Peter Richardson

Looking back, the achievements of Rolling Stone as a countercultural beacon in the 1970s may be taken for granted. But a closer look reveals how unlikely it really was.  

That’s part of what writer Peter Richardson hopes to show with his new book, “Brand New Beat: The Wild Rise of Rolling Stone Magazine.” Richardson, a San Francisco-based author of previous books about the Grateful Dead and Rolling Stone writer Hunter S. Thompson, takes a deep dive into how the magazine shaped the narratives around music, politics and cultural identity during a tumultuous time in American history.  

Richardson will visit Bend to talk about his book on the OSU-Cascades campus May 13.

Growing up in the San Francisco Bay area, where Rolling Stone was born, Richardson was eight years old when the first issue came out in 1967 and in high school in the mid 1970s, when the publication arguably reached its peak influence.  

The book focuses on the first 10 years of Rolling Stone, before the magazine moved to New York in 1977. After that, the media landscape changed quickly with the rise of music videos, cable TV and the internet, Richardson said. 

“For the first 10 years, they had an incredible run,” Richardson told the Source. “They had a great run afterwards too. They won awards; they made money; they were the #1 rock magazine and much more than that. But the first 10 years, I think, were the most interesting. I think a lot of people think that.” 

In many ways, Richardson said, the rise of Rolling Stone was a longshot: it didn’t have much money, it was based in a relatively smaller market and focused on the counterculture — a movement most mainstream media scoffed at. Furthermore, the man who started it, Jann Wenner, was a 21-year-old University of California, Berkley dropout. 

Luckily, he had the help of his mentor Ralph Gleason, a columnist with the San Francisco Chronicle who shared Wenner’s passion for rock ‘n’ roll. 

Wenner and Gleason had another advantage, Richardson said. Though San Francisco may have been far from the center of the media universe, it was at the center of a culture-changing movement of which the rest of the world had little awareness.

● **PROBLEMS TO WORK ON**:
#1 Reproduce the stretch of the Rolling Stone article from "In many ways, Richardson" through "for rock ‘n’ roll.", renaming "longshot" as "long shot".
#2 Extend the article about the early years of Rolling Stone by writing what follows its final sentence.
The records were drawn from a separate source.

● **Stored entries**:
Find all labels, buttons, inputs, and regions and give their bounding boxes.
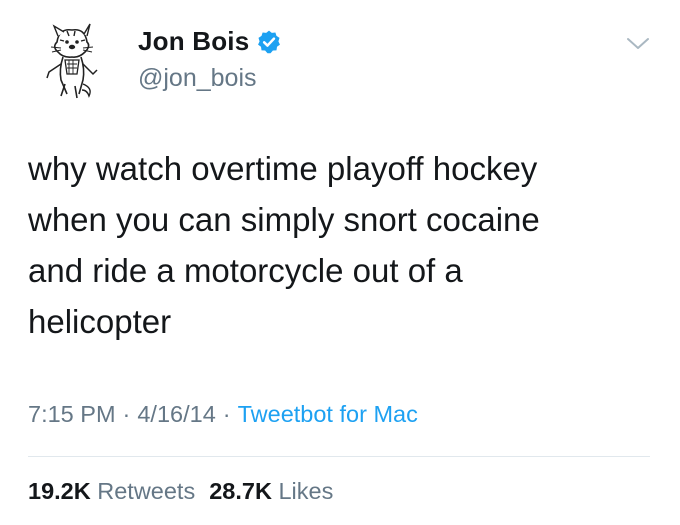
retweets-count: 19.2K [28, 478, 91, 504]
display-name[interactable]: Jon Bois [138, 26, 249, 57]
cartoon-tiger-avatar-icon [46, 23, 98, 99]
retweets-stat[interactable]: 19.2K Retweets [28, 478, 195, 504]
verified-badge-icon [258, 30, 281, 53]
author-name-row[interactable]: Jon Bois [138, 26, 282, 57]
retweets-label: Retweets [97, 478, 196, 504]
tweet-time[interactable]: 7:15 PM [28, 401, 116, 427]
tweet-text-line: and ride a motorcycle out of a [28, 252, 463, 289]
meta-separator: · [122, 401, 131, 427]
likes-stat[interactable]: 28.7K Likes [209, 478, 333, 504]
tweet-text: why watch overtime playoff hockey when y… [28, 143, 658, 347]
tweet-text-line: when you can simply snort cocaine [28, 201, 540, 238]
likes-label: Likes [278, 478, 334, 504]
avatar[interactable] [27, 14, 117, 104]
tweet-stats: 19.2K Retweets 28.7K Likes [28, 478, 333, 505]
tweet-text-line: helicopter [28, 303, 172, 340]
tweet-card: Jon Bois @jon_bois why watch overtime pl… [0, 0, 680, 525]
tweet-text-line: why watch overtime playoff hockey [28, 150, 538, 187]
stats-divider [28, 456, 650, 457]
meta-separator: · [222, 401, 231, 427]
tweet-metadata: 7:15 PM · 4/16/14 · Tweetbot for Mac [28, 401, 418, 428]
tweet-date[interactable]: 4/16/14 [137, 401, 215, 427]
chevron-down-icon[interactable] [626, 36, 650, 52]
tweet-source-link[interactable]: Tweetbot for Mac [238, 401, 418, 427]
likes-count: 28.7K [209, 478, 272, 504]
user-handle[interactable]: @jon_bois [138, 64, 257, 93]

● **RESULTS OF THE TASKS**:
#1
In many ways, Richardson said, the rise of Rolling Stone was a long shot: it didn’t have much money, it was based in a relatively smaller market and focused on the counterculture — a movement most mainstream media scoffed at. Furthermore, the man who started it, Jann Wenner, was a 21-year-old University of California, Berkley dropout. 

Luckily, he had the help of his mentor Ralph Gleason, a columnist with the San Francisco Chronicle who shared Wenner’s passion for rock ‘n’ roll.

#2
“Rolling Stone went all-in on the counterculture and its music,” Richardson said. “They had a kind of front-row seat in San Francisco. They could see what was happening in the Haight-Ashbury and the bands that were coming up.” 

To report the book, Richardson got access to the magazine’s earliest records, which are locked in a warehouse in New Jersey. He quotes from correspondence between editors discussing the magazine’s writers.  

“There’s some really incredible stuff in there,” Richardson said. “It was extraordinary stuff to be able to go through. I quote or sample a lot of it in the book.” 

He also chronicles the role of the magazine’s early writers such as Cameron Crowe, Lester Bangs and Greil Marcus, as well as New Journalism giants Hunter S. Thompson and Tom Wolfe. 

Richardson said he aimed to take readers beyond the stereotypes and caricatures that dominate today’s public perception of the counterculture movement.  

“I try to give that a little bit more time than it usually gets,” he said.  

After Richardson’s talk, Natalie Dollar, an associate professor of speech communication whose research focuses on the cultural identities of musical communities — especially the Grateful Dead — will join in a discussion with Richardson. 

Author Peter Richardson 
Wed., May 13, 6-7:30 p.m.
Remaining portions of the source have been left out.